[TASK INSTRUCTIONS]
Please copy the listing below word for word, starting at its first line and ending at the line that contains "hysteresis-loop-7 bbox=[366, 1020, 812, 1472]", with both of those lines included.

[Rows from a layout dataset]

┏━━

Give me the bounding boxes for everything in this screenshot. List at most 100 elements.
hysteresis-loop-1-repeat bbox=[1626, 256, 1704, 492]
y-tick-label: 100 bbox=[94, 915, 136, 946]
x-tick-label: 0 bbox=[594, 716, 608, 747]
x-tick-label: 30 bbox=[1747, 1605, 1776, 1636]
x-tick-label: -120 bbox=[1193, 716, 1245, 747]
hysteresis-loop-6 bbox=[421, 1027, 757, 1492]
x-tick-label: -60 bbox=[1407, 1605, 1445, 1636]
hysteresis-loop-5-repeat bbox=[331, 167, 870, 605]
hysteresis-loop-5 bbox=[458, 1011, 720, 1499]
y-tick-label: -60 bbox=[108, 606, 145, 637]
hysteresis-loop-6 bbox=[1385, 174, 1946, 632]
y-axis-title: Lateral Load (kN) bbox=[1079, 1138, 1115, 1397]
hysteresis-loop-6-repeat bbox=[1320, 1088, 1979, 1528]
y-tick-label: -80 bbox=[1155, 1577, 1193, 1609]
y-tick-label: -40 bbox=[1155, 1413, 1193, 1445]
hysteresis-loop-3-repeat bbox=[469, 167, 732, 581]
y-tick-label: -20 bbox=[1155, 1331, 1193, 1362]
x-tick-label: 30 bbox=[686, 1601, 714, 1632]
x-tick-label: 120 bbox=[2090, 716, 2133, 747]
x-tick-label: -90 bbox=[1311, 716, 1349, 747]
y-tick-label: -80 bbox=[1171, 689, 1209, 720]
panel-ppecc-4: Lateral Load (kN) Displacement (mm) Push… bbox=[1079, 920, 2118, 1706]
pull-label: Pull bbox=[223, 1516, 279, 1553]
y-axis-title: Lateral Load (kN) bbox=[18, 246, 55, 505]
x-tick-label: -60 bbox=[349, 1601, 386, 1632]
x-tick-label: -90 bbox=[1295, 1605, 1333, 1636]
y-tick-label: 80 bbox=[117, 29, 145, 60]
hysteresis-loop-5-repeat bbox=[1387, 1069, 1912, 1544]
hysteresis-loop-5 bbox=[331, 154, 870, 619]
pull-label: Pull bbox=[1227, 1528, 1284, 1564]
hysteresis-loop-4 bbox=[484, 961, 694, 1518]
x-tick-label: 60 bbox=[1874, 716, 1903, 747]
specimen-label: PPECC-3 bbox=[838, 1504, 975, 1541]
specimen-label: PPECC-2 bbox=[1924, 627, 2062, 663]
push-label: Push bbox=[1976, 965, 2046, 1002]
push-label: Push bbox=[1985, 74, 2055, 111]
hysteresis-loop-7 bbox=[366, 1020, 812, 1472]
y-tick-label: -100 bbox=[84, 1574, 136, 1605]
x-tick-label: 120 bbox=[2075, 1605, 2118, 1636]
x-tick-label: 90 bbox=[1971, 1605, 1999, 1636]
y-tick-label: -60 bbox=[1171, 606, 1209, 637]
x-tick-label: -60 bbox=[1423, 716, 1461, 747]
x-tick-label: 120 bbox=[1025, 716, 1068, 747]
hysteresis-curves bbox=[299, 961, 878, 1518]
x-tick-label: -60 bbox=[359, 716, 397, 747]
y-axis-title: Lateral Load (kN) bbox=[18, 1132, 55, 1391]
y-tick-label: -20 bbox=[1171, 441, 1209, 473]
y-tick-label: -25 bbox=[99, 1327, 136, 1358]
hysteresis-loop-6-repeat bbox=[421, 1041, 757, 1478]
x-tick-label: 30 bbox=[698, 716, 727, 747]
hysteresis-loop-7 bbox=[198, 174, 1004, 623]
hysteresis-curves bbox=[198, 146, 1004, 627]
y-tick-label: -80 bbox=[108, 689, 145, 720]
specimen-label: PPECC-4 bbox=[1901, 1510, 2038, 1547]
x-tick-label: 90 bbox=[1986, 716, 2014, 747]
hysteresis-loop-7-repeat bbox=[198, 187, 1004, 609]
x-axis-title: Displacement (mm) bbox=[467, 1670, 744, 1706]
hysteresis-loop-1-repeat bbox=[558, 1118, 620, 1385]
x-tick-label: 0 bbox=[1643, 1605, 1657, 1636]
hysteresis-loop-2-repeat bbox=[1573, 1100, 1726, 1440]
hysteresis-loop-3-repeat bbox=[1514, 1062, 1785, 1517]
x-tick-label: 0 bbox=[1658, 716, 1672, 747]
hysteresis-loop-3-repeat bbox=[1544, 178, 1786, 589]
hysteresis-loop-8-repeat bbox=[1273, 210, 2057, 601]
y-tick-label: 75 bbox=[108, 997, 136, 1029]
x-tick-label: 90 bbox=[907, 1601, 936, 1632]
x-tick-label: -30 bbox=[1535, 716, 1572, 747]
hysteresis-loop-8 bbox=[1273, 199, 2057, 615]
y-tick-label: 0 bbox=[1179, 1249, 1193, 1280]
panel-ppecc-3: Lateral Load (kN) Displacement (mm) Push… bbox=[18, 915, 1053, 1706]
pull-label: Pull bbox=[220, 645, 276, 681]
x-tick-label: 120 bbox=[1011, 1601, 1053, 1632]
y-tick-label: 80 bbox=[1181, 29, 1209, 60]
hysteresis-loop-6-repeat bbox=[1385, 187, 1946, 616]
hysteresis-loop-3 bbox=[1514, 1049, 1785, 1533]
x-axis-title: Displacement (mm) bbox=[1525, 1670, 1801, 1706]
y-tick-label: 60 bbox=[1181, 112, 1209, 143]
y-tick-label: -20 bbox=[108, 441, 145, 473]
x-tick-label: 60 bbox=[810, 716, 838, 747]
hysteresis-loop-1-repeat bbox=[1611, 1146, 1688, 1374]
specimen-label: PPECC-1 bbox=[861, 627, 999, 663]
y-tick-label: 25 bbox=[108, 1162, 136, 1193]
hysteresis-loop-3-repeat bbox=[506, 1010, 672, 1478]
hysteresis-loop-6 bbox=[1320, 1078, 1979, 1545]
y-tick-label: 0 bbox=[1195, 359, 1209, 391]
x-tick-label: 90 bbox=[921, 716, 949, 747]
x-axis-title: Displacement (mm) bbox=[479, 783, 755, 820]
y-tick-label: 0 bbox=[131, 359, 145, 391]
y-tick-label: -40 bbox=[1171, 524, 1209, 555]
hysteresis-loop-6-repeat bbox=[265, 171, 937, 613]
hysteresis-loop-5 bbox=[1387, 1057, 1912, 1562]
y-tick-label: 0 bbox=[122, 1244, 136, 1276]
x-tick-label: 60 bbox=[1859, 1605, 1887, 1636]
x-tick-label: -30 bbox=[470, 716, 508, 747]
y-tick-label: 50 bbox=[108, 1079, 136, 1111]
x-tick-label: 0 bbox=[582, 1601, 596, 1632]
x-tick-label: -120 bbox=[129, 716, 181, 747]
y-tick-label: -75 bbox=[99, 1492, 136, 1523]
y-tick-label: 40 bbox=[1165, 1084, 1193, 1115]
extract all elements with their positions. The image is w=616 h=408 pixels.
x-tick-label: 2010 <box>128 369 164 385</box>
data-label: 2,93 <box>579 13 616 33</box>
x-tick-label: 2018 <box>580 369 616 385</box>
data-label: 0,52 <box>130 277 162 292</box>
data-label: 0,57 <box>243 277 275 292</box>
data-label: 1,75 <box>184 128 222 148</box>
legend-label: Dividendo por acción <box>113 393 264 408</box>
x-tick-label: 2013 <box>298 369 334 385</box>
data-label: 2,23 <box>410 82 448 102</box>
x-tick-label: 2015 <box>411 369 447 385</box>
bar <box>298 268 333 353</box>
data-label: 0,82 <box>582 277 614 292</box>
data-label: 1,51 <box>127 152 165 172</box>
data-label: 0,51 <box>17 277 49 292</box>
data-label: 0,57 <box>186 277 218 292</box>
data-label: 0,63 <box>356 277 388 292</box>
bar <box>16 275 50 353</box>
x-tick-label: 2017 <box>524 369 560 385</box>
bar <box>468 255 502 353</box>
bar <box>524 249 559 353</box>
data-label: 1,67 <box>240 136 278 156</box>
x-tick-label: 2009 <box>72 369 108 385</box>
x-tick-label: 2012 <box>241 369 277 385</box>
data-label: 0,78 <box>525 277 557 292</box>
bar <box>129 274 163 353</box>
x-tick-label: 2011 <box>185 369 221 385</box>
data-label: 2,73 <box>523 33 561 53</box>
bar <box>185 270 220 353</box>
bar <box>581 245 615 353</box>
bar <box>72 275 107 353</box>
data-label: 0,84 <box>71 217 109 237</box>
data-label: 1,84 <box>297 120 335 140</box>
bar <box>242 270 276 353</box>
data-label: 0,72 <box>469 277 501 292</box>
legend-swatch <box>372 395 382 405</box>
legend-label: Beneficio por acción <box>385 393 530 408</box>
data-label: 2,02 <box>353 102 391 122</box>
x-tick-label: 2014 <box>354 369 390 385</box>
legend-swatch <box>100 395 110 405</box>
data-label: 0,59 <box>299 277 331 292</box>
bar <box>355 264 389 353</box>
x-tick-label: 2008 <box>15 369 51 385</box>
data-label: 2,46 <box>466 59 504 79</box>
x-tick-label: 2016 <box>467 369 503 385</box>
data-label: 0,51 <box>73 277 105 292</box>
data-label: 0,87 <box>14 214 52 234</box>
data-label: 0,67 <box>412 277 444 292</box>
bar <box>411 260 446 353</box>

┗━━

[OUTPUT FOR THIS EXERCISE]
Give me the bounding boxes for everything in this screenshot. List at most 100 elements.
hysteresis-loop-1-repeat bbox=[1626, 256, 1704, 492]
y-tick-label: 100 bbox=[94, 915, 136, 946]
x-tick-label: 0 bbox=[594, 716, 608, 747]
x-tick-label: 30 bbox=[1747, 1605, 1776, 1636]
x-tick-label: -120 bbox=[1193, 716, 1245, 747]
hysteresis-loop-6 bbox=[421, 1027, 757, 1492]
x-tick-label: -60 bbox=[1407, 1605, 1445, 1636]
hysteresis-loop-5-repeat bbox=[331, 167, 870, 605]
hysteresis-loop-5 bbox=[458, 1011, 720, 1499]
y-tick-label: -60 bbox=[108, 606, 145, 637]
hysteresis-loop-6 bbox=[1385, 174, 1946, 632]
y-axis-title: Lateral Load (kN) bbox=[1079, 1138, 1115, 1397]
hysteresis-loop-6-repeat bbox=[1320, 1088, 1979, 1528]
y-tick-label: -80 bbox=[1155, 1577, 1193, 1609]
y-tick-label: -40 bbox=[1155, 1413, 1193, 1445]
hysteresis-loop-3-repeat bbox=[469, 167, 732, 581]
y-tick-label: -20 bbox=[1155, 1331, 1193, 1362]
x-tick-label: 30 bbox=[686, 1601, 714, 1632]
x-tick-label: 120 bbox=[2090, 716, 2133, 747]
x-tick-label: -90 bbox=[1311, 716, 1349, 747]
y-tick-label: -80 bbox=[1171, 689, 1209, 720]
panel-ppecc-4: Lateral Load (kN) Displacement (mm) Push… bbox=[1079, 920, 2118, 1706]
pull-label: Pull bbox=[223, 1516, 279, 1553]
y-axis-title: Lateral Load (kN) bbox=[18, 246, 55, 505]
x-tick-label: -60 bbox=[349, 1601, 386, 1632]
x-tick-label: -90 bbox=[1295, 1605, 1333, 1636]
y-tick-label: 80 bbox=[117, 29, 145, 60]
hysteresis-loop-5-repeat bbox=[1387, 1069, 1912, 1544]
hysteresis-loop-5 bbox=[331, 154, 870, 619]
pull-label: Pull bbox=[1227, 1528, 1284, 1564]
hysteresis-loop-4 bbox=[484, 961, 694, 1518]
x-tick-label: 60 bbox=[1874, 716, 1903, 747]
specimen-label: PPECC-3 bbox=[838, 1504, 975, 1541]
specimen-label: PPECC-2 bbox=[1924, 627, 2062, 663]
push-label: Push bbox=[1976, 965, 2046, 1002]
push-label: Push bbox=[1985, 74, 2055, 111]
hysteresis-loop-7 bbox=[366, 1020, 812, 1472]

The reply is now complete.